--- START OF Records provided ---

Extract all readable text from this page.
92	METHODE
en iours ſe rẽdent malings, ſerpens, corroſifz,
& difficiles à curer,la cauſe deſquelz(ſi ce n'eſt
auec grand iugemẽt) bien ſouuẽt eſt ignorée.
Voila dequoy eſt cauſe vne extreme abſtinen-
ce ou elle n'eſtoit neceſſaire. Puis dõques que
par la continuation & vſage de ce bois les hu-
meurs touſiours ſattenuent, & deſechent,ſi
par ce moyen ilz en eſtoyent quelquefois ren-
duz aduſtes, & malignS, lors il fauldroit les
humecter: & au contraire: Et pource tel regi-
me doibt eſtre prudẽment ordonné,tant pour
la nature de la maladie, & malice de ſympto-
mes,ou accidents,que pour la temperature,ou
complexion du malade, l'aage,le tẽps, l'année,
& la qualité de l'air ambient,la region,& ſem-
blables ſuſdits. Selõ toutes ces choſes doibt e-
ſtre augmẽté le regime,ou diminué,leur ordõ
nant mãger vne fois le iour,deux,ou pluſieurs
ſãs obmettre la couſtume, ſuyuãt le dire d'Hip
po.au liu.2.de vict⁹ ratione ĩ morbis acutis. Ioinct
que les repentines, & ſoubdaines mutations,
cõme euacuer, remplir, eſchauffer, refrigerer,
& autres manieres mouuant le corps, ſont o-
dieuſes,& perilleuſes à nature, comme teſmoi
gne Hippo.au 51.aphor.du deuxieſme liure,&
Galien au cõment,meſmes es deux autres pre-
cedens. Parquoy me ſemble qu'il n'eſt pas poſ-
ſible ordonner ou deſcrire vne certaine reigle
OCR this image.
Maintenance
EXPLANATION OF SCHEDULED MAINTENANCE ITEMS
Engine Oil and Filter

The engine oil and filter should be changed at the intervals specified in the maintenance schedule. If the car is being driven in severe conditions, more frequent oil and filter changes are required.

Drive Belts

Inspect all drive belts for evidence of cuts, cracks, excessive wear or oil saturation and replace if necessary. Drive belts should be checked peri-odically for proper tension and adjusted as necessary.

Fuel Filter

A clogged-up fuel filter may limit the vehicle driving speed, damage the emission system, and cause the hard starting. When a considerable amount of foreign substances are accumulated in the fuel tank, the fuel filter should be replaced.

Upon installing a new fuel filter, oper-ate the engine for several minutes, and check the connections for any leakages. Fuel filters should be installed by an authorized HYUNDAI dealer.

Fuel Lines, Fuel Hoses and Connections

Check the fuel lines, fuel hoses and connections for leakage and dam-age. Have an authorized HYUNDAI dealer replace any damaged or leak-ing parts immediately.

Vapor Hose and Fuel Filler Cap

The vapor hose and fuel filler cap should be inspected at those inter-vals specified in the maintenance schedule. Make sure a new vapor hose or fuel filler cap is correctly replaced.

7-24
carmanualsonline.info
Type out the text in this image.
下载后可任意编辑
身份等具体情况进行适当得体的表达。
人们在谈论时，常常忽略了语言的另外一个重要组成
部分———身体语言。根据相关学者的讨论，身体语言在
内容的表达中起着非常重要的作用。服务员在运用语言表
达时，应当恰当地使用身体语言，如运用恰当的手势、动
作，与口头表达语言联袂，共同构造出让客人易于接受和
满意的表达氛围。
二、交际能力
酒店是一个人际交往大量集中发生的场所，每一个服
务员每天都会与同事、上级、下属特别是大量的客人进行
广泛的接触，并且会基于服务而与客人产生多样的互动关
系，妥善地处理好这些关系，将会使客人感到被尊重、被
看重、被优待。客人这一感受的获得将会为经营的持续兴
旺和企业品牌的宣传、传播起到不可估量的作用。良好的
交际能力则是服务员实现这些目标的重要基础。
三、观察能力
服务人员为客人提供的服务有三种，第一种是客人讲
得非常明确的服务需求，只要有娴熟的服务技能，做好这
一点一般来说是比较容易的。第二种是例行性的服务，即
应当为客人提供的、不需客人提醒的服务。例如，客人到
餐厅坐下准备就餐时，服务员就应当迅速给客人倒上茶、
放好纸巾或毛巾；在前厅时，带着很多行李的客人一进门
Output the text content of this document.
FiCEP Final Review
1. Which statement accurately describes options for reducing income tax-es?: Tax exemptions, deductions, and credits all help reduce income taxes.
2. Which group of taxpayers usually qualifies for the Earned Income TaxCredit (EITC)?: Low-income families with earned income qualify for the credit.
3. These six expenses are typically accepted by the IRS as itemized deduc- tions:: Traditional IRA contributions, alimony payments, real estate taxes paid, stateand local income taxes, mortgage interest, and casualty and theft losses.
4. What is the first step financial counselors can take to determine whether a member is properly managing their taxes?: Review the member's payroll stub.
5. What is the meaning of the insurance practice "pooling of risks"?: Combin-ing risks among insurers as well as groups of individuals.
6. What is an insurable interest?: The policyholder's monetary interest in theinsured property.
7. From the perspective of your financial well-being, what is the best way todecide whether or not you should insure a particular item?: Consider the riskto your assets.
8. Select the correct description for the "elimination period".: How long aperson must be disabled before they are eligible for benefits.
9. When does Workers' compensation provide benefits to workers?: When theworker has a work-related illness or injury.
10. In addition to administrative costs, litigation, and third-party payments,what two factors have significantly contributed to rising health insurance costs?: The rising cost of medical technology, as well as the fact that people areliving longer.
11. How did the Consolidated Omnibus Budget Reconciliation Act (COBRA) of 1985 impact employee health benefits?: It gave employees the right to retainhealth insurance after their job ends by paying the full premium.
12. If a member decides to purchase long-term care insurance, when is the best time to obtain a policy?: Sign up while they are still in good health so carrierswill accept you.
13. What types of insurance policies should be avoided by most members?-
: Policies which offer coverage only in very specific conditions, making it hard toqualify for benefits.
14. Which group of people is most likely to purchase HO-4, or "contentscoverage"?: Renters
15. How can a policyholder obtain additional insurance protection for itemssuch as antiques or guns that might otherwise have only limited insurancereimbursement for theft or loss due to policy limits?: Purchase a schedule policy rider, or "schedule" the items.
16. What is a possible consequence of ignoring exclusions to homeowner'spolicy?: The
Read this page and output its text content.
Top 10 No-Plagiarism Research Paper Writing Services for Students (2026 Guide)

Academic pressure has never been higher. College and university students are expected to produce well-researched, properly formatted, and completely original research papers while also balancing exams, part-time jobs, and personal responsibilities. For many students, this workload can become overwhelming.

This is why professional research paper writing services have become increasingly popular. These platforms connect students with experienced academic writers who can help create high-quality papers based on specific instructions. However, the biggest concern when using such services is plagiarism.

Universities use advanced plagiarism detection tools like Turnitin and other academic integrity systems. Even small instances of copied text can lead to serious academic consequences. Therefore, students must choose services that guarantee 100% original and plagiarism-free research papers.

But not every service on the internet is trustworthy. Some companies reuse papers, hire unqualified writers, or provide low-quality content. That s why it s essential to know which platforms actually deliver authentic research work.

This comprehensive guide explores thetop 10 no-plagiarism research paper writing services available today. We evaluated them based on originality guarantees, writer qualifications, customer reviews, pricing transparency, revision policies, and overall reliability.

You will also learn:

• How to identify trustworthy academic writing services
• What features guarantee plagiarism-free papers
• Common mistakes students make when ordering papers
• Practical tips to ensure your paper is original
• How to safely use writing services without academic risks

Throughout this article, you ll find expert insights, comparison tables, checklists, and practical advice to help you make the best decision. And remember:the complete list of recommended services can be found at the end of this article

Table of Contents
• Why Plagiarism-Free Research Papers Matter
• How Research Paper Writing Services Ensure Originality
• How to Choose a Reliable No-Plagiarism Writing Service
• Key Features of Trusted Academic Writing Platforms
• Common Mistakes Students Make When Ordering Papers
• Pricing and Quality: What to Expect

--- END OF Records provided ---

State the number of lines in the data that include the string "theft", and add nothing else.

2